EXERCÍCIO RÁPIDO
Reproduza por inteiro, sem mudar nada, a ficha do discurso sobre a televisão digital no Brasil.

Discurso durante a 78ª Sessão Deliberativa Ordinária, no Senado Federal

Considerações sobre o modelo tecnológico de televisão digital a ser implantado no Brasil.

Autor
Antonio Carlos Valadares (PSB - Partido Socialista Brasileiro/SE)
Nome completo: Antonio Carlos Valadares
Casa
Senado Federal
Tipo
Discurso
Resumo por assunto
TELECOMUNICAÇÃO.:
  • Considerações sobre o modelo tecnológico de televisão digital a ser implantado no Brasil.
Aparteantes
Roberto Saturnino.
Publicação
Publicação no DSF de 06/06/2002 - Página 10451
Assunto
Outros > TELECOMUNICAÇÃO.
Indexação
  • COMENTARIO, DECISÃO, GOVERNO FEDERAL, ALTERAÇÃO, SISTEMA, TELECOMUNICAÇÃO, TELEVISÃO, MELHORIA, TRANSMISSÃO, IMAGEM VISUAL, POSSIBILIDADE, CONEXÃO, TELEFONE CELULAR, INTERNET.
  • ANALISE, IMPORTANCIA, DECISÃO, GOVERNO FEDERAL, AGENCIA NACIONAL DE TELECOMUNICAÇÕES (ANATEL), ESCOLHA, MODELO, SISTEMA, TELEVISÃO, COMENTARIO, DIFERENÇA, PAIS ESTRANGEIRO, ESTADOS UNIDOS DA AMERICA (EUA), JAPÃO, EUROPA.

CONTEÚDO DOS DADOS
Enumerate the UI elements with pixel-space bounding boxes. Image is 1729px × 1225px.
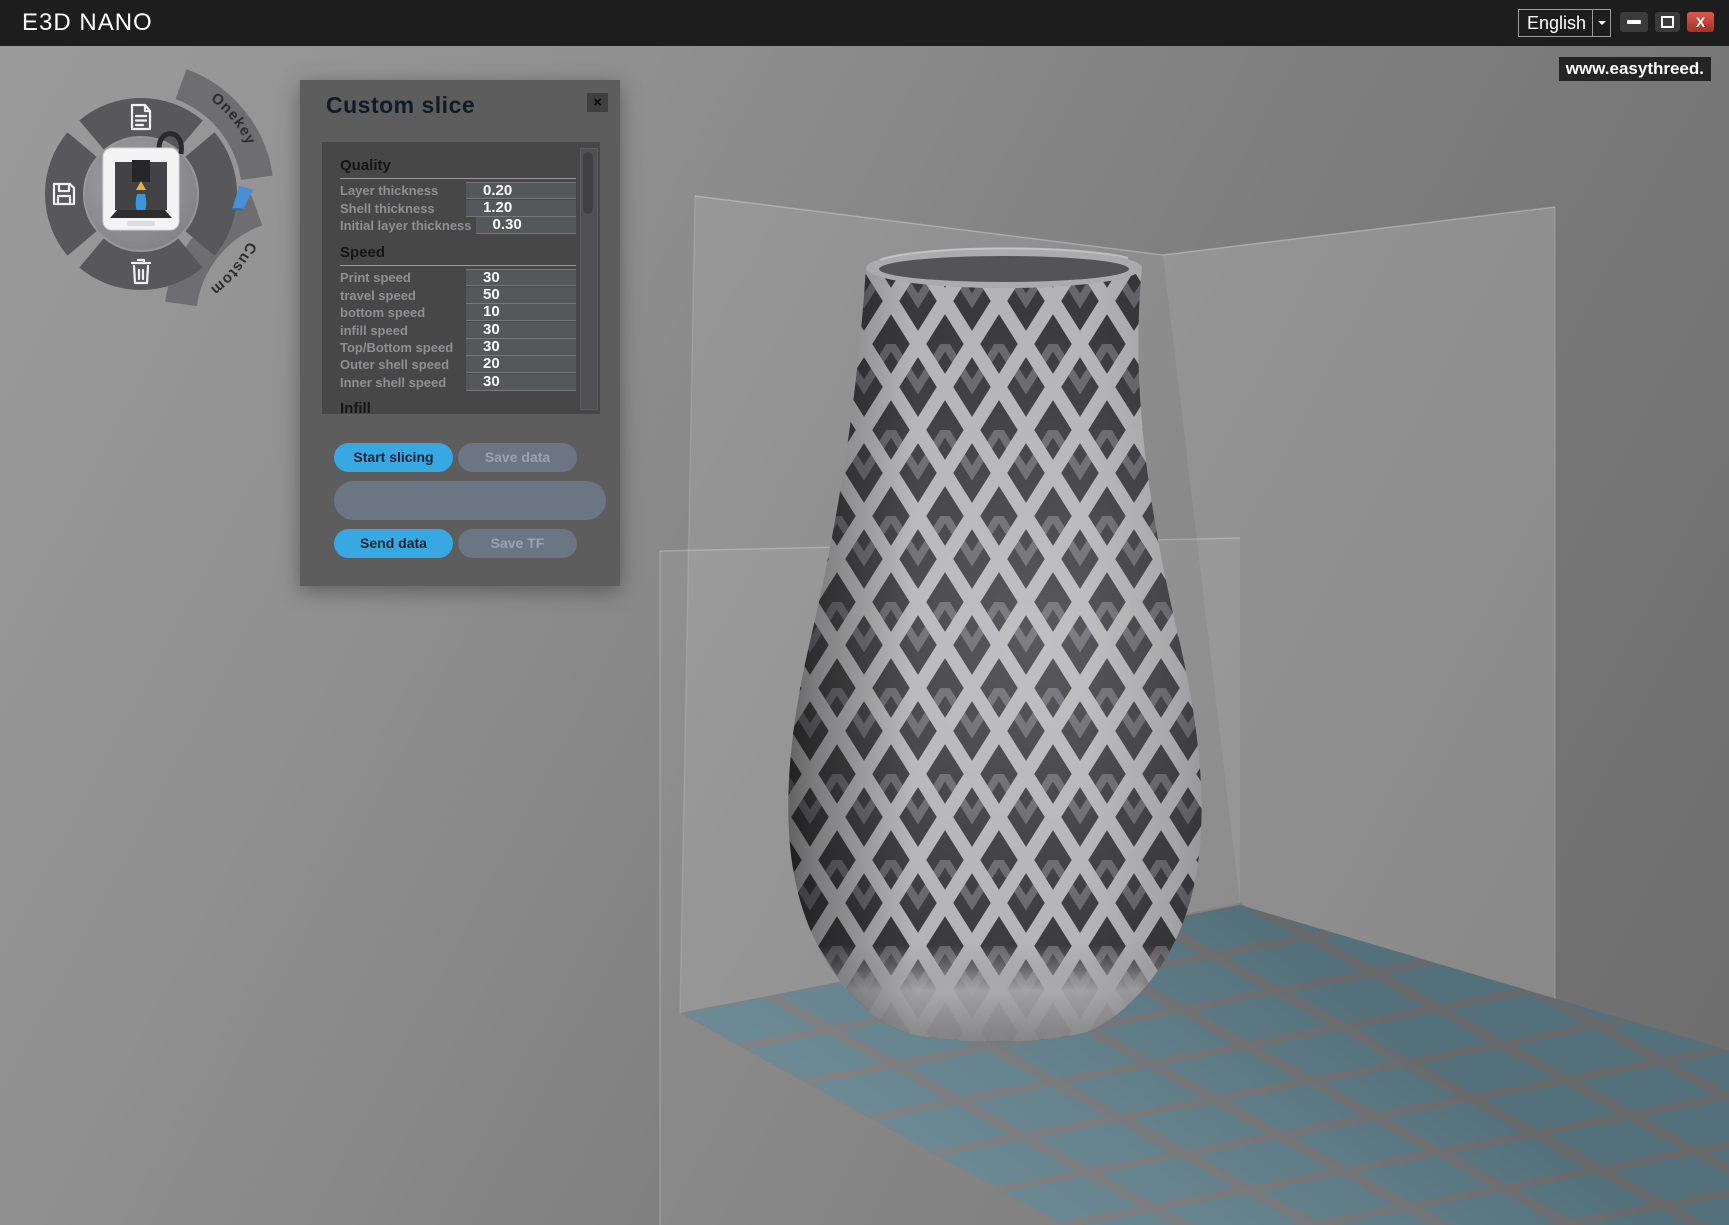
app-window: E3D NANO English X www.easythreed. Oneke… [0,0,1729,1225]
param-row: Layer thickness 0.20 [340,182,576,199]
custom-slice-dialog: Custom slice × Quality Layer thickness 0… [300,80,620,586]
start-slicing-button[interactable]: Start slicing [334,443,453,472]
param-row: Outer shell speed 20 [340,356,576,373]
param-label: bottom speed [340,305,425,320]
app-title: E3D NANO [22,9,153,37]
watermark: www.easythreed. [1559,57,1711,81]
print-bed [110,210,172,218]
param-value: 30 [466,270,576,285]
vase-opening [879,256,1129,282]
print-speed-input[interactable]: 30 [466,269,576,286]
param-label: Inner shell speed [340,375,446,390]
initial-layer-thickness-input[interactable]: 0.30 [476,217,576,234]
param-value: 50 [466,287,576,302]
scrollbar-thumb[interactable] [583,152,593,214]
minimize-button[interactable] [1620,12,1648,32]
dialog-close-button[interactable]: × [587,93,608,112]
outer-shell-speed-input[interactable]: 20 [466,356,576,373]
dialog-title: Custom slice [326,92,475,119]
param-value: 0.30 [476,217,576,232]
param-label: Print speed [340,270,411,285]
close-button[interactable]: X [1687,12,1714,32]
param-row: Inner shell speed 30 [340,374,576,391]
language-label: English [1527,13,1586,34]
param-label: Top/Bottom speed [340,340,453,355]
param-label: infill speed [340,323,408,338]
param-row: infill speed 30 [340,321,576,338]
radial-menu: Onekey Custom [20,60,300,350]
titlebar: E3D NANO English X [0,0,1729,46]
printer-logo [127,221,155,226]
slicing-progress-bar [334,481,606,520]
param-row: Top/Bottom speed 30 [340,339,576,356]
param-value: 30 [466,374,576,389]
edit-segment[interactable] [200,145,218,244]
section-header-speed: Speed [340,244,576,266]
param-label: Layer thickness [340,183,438,198]
param-label: travel speed [340,288,416,303]
param-label: Outer shell speed [340,357,449,372]
param-value: 20 [466,356,576,371]
param-row: bottom speed 10 [340,304,576,321]
param-row: Print speed 30 [340,269,576,286]
param-label: Shell thickness [340,201,435,216]
infill-speed-input[interactable]: 30 [466,322,576,339]
shell-thickness-input[interactable]: 1.20 [466,200,576,217]
param-value: 30 [466,339,576,354]
panel-scrollbar[interactable] [580,148,598,410]
language-dropdown[interactable]: English [1518,9,1611,37]
parameters-panel: Quality Layer thickness 0.20 Shell thick… [322,142,600,414]
maximize-button[interactable] [1655,12,1680,32]
save-tf-button[interactable]: Save TF [458,529,577,558]
chevron-down-icon[interactable] [1592,10,1610,36]
param-value: 10 [466,304,576,319]
param-row: Shell thickness 1.20 [340,199,576,216]
inner-shell-speed-input[interactable]: 30 [466,374,576,391]
param-row: travel speed 50 [340,287,576,304]
send-data-button[interactable]: Send data [334,529,453,558]
save-data-button[interactable]: Save data [458,443,577,472]
extruder [132,160,150,182]
printer-image [85,134,197,250]
bottom-speed-input[interactable]: 10 [466,304,576,321]
param-label: Initial layer thickness [340,218,472,233]
param-value: 1.20 [466,200,576,215]
param-value: 0.20 [466,183,576,198]
section-header-quality: Quality [340,157,576,179]
layer-thickness-input[interactable]: 0.20 [466,182,576,199]
param-row: Initial layer thickness 0.30 [340,217,576,234]
top-bottom-speed-input[interactable]: 30 [466,339,576,356]
param-value: 30 [466,322,576,337]
travel-speed-input[interactable]: 50 [466,287,576,304]
section-header-infill: Infill [340,400,576,414]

RESPOSTA DO EXERCÍCIO
Discurso durante a 78ª Sessão Deliberativa Ordinária, no Senado Federal

Considerações sobre o modelo tecnológico de televisão digital a ser implantado no Brasil.

Autor
Antonio Carlos Valadares (PSB - Partido Socialista Brasileiro/SE)
Nome completo: Antonio Carlos Valadares
Casa
Senado Federal
Tipo
Discurso
Resumo por assunto
TELECOMUNICAÇÃO.:
  • Considerações sobre o modelo tecnológico de televisão digital a ser implantado no Brasil.
Aparteantes
Roberto Saturnino.
Publicação
Publicação no DSF de 06/06/2002 - Página 10451
Assunto
Outros > TELECOMUNICAÇÃO.
Indexação
  • COMENTARIO, DECISÃO, GOVERNO FEDERAL, ALTERAÇÃO, SISTEMA, TELECOMUNICAÇÃO, TELEVISÃO, MELHORIA, TRANSMISSÃO, IMAGEM VISUAL, POSSIBILIDADE, CONEXÃO, TELEFONE CELULAR, INTERNET.
  • ANALISE, IMPORTANCIA, DECISÃO, GOVERNO FEDERAL, AGENCIA NACIONAL DE TELECOMUNICAÇÕES (ANATEL), ESCOLHA, MODELO, SISTEMA, TELEVISÃO, COMENTARIO, DIFERENÇA, PAIS ESTRANGEIRO, ESTADOS UNIDOS DA AMERICA (EUA), JAPÃO, EUROPA.